• _Written exercise_: Take every line from the listing below that contains "into".

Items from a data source
----------

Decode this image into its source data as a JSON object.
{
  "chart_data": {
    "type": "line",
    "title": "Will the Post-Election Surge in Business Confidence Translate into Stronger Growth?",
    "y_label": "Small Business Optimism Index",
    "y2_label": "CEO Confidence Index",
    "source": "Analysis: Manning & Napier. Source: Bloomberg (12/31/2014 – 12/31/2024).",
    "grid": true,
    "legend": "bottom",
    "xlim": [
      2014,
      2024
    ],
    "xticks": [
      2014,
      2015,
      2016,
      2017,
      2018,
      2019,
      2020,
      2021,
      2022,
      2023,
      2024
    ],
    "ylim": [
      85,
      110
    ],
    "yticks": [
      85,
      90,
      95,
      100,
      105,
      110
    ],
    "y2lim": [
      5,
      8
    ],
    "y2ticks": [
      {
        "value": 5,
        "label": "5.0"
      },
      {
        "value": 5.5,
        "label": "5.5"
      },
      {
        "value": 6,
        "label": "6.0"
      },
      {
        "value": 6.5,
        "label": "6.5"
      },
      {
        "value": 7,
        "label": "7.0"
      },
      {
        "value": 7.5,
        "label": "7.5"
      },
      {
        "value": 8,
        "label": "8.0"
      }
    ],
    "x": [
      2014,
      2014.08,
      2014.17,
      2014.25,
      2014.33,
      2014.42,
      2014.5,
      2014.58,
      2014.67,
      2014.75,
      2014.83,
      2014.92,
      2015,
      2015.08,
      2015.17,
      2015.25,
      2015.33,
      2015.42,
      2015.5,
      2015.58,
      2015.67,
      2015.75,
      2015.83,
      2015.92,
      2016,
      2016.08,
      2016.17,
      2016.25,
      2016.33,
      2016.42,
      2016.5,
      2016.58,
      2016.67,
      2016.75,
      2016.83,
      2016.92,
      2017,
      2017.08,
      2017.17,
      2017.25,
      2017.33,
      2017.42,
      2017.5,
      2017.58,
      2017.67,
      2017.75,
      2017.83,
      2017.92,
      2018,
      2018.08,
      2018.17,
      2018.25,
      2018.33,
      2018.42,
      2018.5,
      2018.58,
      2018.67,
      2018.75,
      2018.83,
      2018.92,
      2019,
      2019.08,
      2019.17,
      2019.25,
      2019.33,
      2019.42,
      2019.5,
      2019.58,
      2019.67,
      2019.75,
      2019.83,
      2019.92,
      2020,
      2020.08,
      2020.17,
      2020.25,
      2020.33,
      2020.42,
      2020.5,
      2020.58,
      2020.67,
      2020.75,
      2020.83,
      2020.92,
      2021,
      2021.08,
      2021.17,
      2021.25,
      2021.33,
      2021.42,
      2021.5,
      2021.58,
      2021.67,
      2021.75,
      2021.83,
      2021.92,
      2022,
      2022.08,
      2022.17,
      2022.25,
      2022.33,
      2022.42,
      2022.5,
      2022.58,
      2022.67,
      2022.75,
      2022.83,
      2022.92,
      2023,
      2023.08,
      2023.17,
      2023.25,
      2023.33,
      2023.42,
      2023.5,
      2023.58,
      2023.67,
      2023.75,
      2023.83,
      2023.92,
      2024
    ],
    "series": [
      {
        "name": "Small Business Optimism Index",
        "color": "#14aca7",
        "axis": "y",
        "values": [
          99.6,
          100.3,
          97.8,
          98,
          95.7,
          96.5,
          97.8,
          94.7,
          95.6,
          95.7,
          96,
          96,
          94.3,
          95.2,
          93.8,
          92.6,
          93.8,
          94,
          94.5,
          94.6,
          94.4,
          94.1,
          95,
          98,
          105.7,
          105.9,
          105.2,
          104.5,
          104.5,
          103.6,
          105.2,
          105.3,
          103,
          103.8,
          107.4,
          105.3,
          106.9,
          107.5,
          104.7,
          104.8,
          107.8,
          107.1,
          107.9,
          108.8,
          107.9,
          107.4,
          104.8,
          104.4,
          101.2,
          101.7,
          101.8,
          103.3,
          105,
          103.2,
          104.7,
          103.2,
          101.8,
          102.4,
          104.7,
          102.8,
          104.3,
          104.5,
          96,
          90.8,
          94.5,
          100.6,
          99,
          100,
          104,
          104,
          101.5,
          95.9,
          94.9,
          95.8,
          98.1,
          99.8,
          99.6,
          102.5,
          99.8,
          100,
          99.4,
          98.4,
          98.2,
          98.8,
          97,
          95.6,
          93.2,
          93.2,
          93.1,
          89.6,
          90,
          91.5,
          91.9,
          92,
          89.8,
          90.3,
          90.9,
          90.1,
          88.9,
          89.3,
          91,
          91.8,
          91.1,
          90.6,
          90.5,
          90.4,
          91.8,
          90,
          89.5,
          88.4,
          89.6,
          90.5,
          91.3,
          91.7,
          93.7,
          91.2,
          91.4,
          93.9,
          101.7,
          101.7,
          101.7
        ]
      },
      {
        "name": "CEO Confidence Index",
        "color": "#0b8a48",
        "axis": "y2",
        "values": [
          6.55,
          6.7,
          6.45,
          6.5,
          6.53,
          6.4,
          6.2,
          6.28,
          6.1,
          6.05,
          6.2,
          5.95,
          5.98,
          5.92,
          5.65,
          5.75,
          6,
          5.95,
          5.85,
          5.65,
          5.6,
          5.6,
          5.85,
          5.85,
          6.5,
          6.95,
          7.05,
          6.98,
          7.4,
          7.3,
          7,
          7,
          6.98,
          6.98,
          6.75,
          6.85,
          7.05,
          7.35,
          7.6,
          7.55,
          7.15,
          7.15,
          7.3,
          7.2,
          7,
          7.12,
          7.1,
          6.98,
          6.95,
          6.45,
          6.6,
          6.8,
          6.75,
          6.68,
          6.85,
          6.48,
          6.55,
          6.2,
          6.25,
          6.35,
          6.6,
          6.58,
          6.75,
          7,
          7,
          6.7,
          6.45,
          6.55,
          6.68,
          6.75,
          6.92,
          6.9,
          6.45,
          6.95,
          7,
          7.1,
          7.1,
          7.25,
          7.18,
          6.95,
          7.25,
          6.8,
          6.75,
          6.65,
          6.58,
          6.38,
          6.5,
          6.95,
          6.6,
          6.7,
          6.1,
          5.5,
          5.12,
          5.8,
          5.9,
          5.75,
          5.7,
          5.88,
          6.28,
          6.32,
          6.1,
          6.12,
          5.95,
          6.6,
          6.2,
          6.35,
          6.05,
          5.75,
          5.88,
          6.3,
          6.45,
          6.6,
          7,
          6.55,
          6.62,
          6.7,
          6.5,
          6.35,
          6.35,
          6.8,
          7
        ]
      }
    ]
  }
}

----------

• _The answer_:
Decode this image into its source data as a JSON object.
    "title": "Will the Post-Election Surge in Business Confidence Translate into Stronger Growth?",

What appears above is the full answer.